**Task requirements**
Report how many lines contain "July". The answer is a single number.

───── Stored data ─────

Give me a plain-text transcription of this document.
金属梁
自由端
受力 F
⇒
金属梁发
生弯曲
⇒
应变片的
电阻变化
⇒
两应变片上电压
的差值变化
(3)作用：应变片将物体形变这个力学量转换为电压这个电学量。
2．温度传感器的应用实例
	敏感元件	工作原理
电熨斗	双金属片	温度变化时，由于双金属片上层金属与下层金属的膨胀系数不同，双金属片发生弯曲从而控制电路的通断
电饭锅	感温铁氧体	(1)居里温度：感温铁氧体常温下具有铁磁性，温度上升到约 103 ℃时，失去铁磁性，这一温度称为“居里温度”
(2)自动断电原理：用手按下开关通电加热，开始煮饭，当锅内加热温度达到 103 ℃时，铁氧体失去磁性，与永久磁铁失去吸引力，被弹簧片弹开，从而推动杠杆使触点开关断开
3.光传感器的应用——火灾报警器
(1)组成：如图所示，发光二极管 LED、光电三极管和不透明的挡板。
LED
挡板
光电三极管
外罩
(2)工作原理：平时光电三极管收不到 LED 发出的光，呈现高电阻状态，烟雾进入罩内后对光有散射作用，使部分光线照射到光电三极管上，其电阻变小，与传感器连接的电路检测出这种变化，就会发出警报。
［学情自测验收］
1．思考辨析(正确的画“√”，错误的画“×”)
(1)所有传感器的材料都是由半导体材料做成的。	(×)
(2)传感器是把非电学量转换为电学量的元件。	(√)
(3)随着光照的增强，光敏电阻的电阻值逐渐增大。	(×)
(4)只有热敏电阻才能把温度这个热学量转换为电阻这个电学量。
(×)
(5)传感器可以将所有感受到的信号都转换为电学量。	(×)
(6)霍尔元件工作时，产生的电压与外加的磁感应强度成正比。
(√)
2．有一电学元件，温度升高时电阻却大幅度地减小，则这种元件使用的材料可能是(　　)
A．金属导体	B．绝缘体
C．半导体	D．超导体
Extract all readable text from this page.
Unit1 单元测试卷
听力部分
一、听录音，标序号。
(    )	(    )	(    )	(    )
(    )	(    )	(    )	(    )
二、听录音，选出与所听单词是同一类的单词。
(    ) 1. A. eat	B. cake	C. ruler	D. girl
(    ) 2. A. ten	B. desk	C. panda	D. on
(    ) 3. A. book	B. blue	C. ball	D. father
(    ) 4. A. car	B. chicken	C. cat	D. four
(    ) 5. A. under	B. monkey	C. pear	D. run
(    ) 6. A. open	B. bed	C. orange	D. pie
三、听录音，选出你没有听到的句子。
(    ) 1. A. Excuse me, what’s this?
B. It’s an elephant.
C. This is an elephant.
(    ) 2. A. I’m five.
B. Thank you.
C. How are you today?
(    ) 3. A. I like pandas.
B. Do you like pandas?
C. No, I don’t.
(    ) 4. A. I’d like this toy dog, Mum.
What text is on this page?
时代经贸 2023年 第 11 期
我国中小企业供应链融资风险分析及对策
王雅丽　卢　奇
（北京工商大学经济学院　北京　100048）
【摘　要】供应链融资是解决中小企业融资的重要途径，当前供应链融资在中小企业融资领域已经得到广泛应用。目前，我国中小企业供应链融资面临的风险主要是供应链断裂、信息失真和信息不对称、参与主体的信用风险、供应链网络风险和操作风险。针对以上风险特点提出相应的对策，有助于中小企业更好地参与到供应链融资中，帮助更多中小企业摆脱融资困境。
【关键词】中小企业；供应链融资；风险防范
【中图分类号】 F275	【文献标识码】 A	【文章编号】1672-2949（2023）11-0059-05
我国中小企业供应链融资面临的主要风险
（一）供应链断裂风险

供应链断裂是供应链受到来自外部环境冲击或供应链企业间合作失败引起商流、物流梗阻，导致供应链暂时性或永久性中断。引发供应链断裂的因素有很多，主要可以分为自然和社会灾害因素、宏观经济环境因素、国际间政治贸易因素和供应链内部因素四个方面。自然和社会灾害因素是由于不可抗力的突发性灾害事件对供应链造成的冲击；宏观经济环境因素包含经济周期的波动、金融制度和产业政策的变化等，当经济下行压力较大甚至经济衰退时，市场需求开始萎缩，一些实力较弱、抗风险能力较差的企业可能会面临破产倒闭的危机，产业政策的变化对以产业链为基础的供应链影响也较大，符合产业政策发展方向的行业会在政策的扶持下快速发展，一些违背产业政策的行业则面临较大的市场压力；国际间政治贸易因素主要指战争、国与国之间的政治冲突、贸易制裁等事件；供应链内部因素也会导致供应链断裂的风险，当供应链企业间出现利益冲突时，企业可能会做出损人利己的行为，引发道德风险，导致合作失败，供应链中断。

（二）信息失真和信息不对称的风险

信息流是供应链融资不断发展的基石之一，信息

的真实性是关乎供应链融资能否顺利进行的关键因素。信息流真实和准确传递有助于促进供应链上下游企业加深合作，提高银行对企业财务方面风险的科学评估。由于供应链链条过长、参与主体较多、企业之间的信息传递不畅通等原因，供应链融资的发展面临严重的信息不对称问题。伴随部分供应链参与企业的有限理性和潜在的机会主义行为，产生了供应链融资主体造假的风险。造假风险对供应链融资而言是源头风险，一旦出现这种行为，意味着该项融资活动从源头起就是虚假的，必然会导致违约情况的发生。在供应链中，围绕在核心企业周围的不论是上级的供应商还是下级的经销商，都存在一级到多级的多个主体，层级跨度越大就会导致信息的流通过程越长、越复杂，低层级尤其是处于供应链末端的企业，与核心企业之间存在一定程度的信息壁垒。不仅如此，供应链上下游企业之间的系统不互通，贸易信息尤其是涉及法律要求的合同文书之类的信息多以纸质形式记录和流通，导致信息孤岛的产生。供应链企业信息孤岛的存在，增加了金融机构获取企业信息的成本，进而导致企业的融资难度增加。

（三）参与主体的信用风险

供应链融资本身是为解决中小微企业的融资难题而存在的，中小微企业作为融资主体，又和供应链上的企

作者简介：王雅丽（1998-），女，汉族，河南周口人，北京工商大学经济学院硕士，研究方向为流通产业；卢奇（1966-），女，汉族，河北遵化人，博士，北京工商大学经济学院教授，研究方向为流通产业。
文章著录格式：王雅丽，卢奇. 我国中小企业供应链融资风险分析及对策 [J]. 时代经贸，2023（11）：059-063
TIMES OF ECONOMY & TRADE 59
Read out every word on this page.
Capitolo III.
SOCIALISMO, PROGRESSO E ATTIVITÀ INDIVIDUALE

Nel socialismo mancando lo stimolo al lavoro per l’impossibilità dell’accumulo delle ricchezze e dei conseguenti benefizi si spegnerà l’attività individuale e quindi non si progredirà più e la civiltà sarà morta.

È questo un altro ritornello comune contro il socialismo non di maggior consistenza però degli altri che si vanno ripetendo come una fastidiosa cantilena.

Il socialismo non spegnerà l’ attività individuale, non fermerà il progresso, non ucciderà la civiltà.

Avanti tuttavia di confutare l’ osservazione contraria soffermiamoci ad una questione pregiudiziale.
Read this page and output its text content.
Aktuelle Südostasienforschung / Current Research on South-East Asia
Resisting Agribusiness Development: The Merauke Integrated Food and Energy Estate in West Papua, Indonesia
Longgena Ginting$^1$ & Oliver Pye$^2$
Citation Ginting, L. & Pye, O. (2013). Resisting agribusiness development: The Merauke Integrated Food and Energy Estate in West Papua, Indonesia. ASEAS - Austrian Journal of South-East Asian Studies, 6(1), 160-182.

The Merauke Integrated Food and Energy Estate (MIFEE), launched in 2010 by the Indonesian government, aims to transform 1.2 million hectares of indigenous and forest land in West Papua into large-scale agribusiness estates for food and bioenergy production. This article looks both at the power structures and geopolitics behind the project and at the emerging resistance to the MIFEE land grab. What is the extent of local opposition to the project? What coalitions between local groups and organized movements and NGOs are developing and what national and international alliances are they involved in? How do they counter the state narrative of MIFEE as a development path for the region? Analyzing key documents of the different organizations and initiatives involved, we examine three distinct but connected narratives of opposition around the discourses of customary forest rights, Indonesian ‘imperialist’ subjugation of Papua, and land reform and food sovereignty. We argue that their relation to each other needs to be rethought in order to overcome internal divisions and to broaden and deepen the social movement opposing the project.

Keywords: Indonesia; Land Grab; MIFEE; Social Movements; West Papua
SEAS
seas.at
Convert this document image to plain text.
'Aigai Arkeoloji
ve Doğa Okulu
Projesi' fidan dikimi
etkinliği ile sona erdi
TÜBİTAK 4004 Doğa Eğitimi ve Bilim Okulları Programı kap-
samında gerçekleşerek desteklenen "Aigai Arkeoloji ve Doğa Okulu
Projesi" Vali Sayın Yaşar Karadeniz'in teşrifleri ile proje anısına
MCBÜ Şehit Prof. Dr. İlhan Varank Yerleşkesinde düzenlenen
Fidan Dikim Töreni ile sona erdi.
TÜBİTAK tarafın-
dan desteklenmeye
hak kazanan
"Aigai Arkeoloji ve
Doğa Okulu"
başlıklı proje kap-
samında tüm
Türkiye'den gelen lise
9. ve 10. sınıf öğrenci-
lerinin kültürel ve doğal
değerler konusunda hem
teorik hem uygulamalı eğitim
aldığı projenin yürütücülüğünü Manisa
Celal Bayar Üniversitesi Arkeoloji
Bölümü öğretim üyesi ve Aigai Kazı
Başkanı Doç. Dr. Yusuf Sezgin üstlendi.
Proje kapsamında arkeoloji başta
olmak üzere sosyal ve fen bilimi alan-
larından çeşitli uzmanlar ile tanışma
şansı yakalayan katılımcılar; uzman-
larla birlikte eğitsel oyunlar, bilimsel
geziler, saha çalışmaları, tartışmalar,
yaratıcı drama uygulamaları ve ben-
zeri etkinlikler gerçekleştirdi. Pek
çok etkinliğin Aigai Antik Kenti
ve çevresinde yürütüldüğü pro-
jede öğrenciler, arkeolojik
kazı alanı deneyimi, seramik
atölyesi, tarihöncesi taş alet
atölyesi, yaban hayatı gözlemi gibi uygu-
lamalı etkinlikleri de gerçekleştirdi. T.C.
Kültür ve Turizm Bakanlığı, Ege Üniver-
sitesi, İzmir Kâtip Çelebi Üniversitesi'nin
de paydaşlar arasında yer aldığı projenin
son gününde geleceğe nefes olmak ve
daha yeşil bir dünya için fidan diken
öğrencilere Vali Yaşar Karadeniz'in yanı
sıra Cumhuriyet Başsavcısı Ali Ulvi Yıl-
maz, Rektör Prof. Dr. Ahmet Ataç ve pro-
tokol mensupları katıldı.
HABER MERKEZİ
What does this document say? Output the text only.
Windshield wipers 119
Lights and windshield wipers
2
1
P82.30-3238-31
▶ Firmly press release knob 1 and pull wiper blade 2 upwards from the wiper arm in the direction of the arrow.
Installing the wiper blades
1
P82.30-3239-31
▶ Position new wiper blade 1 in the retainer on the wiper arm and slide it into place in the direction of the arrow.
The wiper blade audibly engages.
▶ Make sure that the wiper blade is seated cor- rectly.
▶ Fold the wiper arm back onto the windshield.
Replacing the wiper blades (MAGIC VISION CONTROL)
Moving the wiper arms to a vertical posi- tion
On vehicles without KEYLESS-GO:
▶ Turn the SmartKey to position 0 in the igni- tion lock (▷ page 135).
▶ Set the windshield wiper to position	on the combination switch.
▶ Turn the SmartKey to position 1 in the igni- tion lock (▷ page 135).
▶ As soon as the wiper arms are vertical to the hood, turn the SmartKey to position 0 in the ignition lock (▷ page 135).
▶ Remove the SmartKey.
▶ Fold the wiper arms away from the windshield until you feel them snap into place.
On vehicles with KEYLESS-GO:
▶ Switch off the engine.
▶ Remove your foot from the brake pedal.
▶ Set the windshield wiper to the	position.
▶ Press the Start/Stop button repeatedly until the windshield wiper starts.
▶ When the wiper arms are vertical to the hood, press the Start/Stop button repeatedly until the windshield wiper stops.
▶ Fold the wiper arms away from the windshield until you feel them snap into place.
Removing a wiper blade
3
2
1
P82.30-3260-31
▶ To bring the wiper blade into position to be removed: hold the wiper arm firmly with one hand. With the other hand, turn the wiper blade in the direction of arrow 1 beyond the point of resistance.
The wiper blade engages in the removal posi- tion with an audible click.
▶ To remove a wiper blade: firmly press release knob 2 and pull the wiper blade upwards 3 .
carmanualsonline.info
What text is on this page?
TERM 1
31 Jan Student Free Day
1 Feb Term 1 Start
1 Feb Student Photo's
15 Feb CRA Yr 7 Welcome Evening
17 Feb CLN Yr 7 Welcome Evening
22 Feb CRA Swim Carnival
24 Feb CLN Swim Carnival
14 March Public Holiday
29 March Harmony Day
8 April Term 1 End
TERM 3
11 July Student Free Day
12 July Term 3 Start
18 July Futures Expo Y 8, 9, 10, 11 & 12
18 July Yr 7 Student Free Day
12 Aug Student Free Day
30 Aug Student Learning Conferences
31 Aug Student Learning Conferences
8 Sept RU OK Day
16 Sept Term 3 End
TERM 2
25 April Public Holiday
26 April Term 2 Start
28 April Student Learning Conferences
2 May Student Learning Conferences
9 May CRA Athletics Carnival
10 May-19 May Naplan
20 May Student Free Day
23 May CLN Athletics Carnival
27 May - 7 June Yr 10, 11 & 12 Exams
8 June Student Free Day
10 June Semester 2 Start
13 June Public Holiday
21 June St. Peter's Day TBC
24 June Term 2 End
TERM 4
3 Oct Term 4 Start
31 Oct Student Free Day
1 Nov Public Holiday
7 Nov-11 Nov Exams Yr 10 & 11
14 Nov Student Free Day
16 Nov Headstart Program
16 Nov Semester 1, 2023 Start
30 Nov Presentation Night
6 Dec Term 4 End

─────

**Solution below**
4